[Task input start]
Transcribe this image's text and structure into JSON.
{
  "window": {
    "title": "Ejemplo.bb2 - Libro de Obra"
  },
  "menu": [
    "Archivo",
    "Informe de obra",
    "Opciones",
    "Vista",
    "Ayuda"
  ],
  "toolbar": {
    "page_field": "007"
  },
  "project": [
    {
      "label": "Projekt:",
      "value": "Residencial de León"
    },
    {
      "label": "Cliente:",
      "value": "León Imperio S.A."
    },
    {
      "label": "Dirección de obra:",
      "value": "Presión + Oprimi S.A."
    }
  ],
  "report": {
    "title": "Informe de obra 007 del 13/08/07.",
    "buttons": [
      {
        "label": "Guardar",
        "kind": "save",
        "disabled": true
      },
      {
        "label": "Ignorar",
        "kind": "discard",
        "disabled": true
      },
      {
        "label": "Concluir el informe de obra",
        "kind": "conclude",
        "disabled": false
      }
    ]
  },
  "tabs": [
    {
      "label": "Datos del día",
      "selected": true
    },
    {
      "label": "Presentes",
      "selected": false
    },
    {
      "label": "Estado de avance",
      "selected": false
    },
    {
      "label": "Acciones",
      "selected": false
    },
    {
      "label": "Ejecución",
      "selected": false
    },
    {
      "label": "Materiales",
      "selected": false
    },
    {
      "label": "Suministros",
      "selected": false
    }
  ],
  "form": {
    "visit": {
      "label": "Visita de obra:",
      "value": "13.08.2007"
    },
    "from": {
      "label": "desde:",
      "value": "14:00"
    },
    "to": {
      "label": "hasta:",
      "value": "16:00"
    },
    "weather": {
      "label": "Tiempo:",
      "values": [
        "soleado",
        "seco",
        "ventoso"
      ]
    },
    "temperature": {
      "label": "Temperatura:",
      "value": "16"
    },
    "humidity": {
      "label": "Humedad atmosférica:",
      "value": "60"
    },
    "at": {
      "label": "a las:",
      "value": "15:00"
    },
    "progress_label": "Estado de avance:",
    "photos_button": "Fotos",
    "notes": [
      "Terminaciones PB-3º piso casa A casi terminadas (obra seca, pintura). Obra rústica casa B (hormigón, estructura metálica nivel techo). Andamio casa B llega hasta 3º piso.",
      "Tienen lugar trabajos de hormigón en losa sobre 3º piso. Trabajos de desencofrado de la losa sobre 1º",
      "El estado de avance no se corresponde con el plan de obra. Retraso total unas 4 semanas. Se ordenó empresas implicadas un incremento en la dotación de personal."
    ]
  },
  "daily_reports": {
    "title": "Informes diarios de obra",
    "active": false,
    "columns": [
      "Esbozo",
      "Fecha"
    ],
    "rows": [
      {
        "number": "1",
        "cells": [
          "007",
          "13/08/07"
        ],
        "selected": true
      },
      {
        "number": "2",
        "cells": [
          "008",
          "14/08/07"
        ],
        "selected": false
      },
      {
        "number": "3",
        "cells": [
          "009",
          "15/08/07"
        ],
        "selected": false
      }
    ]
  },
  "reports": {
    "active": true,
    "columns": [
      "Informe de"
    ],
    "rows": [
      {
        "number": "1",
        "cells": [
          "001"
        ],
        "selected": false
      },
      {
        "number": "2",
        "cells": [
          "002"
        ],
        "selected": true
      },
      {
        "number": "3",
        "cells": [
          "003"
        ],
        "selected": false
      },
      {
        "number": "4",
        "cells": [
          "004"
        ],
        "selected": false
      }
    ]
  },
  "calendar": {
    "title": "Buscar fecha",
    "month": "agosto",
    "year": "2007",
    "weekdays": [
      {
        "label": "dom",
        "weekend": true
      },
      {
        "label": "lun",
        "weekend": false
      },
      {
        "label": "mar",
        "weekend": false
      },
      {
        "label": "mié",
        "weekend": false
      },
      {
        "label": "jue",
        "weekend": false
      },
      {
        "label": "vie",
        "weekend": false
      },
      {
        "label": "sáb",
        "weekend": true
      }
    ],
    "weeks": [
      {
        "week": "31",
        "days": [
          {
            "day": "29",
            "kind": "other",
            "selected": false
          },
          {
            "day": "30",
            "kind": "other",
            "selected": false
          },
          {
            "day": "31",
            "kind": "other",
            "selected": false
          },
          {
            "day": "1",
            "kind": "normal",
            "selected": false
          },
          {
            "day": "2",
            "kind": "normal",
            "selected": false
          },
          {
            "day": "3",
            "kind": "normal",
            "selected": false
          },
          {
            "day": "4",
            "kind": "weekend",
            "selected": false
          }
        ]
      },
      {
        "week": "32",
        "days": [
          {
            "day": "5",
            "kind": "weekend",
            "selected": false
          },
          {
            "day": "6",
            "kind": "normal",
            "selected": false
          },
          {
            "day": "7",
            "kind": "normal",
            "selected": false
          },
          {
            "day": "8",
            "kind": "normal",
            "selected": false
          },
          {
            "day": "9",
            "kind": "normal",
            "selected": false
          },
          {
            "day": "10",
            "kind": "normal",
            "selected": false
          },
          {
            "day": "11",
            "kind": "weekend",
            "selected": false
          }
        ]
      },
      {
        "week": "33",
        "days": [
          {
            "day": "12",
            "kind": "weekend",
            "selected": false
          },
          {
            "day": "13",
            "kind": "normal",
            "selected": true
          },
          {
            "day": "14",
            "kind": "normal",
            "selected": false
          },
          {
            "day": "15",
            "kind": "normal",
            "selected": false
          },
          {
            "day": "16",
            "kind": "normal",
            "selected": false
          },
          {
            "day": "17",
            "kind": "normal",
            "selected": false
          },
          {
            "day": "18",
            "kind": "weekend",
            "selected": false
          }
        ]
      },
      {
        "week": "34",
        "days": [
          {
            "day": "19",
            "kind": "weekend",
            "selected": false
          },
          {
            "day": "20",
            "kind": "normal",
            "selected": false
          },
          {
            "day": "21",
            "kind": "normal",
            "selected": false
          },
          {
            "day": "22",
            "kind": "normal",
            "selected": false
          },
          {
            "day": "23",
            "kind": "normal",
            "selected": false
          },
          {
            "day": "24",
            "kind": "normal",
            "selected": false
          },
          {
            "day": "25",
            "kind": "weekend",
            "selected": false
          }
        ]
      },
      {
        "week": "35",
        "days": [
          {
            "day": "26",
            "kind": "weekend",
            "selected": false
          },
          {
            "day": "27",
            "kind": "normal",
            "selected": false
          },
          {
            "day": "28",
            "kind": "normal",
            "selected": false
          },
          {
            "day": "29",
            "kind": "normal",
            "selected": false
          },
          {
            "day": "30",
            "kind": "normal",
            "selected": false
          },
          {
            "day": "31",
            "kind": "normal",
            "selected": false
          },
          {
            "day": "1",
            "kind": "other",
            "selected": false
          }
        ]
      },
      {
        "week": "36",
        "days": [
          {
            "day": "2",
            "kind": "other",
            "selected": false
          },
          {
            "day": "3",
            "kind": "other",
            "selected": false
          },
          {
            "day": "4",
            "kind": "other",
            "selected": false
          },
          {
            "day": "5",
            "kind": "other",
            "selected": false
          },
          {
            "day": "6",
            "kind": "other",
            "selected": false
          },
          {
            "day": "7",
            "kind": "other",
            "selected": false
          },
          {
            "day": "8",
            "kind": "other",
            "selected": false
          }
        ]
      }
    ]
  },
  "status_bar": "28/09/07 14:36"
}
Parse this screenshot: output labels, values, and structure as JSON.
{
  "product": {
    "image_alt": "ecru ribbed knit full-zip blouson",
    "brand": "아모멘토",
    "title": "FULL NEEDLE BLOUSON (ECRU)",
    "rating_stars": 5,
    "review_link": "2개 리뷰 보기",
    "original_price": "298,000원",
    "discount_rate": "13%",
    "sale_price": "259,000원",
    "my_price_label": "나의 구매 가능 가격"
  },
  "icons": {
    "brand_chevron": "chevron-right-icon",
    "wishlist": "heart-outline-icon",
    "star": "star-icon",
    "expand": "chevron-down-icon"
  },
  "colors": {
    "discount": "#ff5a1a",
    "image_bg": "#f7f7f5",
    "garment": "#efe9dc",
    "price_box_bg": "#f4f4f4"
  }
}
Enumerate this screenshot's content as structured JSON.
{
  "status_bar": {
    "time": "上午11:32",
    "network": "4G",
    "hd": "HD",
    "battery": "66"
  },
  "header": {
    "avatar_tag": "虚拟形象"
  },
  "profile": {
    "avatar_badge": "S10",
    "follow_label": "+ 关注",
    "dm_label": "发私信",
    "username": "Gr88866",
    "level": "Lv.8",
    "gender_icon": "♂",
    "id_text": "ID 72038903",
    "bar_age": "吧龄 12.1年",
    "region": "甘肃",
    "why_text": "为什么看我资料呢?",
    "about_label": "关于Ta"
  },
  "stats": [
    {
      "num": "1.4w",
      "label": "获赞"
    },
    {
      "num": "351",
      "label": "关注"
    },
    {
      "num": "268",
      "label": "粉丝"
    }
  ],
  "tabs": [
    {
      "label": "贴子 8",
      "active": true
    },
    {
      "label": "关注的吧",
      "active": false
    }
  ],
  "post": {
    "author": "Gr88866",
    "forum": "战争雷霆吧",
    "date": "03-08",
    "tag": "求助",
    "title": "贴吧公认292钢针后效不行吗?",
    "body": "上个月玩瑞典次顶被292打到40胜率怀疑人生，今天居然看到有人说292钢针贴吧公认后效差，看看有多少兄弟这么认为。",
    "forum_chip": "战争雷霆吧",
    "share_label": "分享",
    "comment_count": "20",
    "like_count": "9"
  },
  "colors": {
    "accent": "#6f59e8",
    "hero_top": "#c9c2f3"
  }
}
[Task input end]
Repeat exactly the lines starting at the line with "Parse this screenshot: output" and ending with the final line of the entries. Include nothing else.

■ Solution for this problem ■
Parse this screenshot: output labels, values, and structure as JSON.
{
  "product": {
    "image_alt": "ecru ribbed knit full-zip blouson",
    "brand": "아모멘토",
    "title": "FULL NEEDLE BLOUSON (ECRU)",
    "rating_stars": 5,
    "review_link": "2개 리뷰 보기",
    "original_price": "298,000원",
    "discount_rate": "13%",
    "sale_price": "259,000원",
    "my_price_label": "나의 구매 가능 가격"
  },
  "icons": {
    "brand_chevron": "chevron-right-icon",
    "wishlist": "heart-outline-icon",
    "star": "star-icon",
    "expand": "chevron-down-icon"
  },
  "colors": {
    "discount": "#ff5a1a",
    "image_bg": "#f7f7f5",
    "garment": "#efe9dc",
    "price_box_bg": "#f4f4f4"
  }
}
Enumerate this screenshot's content as structured JSON.
{
  "status_bar": {
    "time": "上午11:32",
    "network": "4G",
    "hd": "HD",
    "battery": "66"
  },
  "header": {
    "avatar_tag": "虚拟形象"
  },
  "profile": {
    "avatar_badge": "S10",
    "follow_label": "+ 关注",
    "dm_label": "发私信",
    "username": "Gr88866",
    "level": "Lv.8",
    "gender_icon": "♂",
    "id_text": "ID 72038903",
    "bar_age": "吧龄 12.1年",
    "region": "甘肃",
    "why_text": "为什么看我资料呢?",
    "about_label": "关于Ta"
  },
  "stats": [
    {
      "num": "1.4w",
      "label": "获赞"
    },
    {
      "num": "351",
      "label": "关注"
    },
    {
      "num": "268",
      "label": "粉丝"
    }
  ],
  "tabs": [
    {
      "label": "贴子 8",
      "active": true
    },
    {
      "label": "关注的吧",
      "active": false
    }
  ],
  "post": {
    "author": "Gr88866",
    "forum": "战争雷霆吧",
    "date": "03-08",
    "tag": "求助",
    "title": "贴吧公认292钢针后效不行吗?",
    "body": "上个月玩瑞典次顶被292打到40胜率怀疑人生，今天居然看到有人说292钢针贴吧公认后效差，看看有多少兄弟这么认为。",
    "forum_chip": "战争雷霆吧",
    "share_label": "分享",
    "comment_count": "20",
    "like_count": "9"
  },
  "colors": {
    "accent": "#6f59e8",
    "hero_top": "#c9c2f3"
  }
}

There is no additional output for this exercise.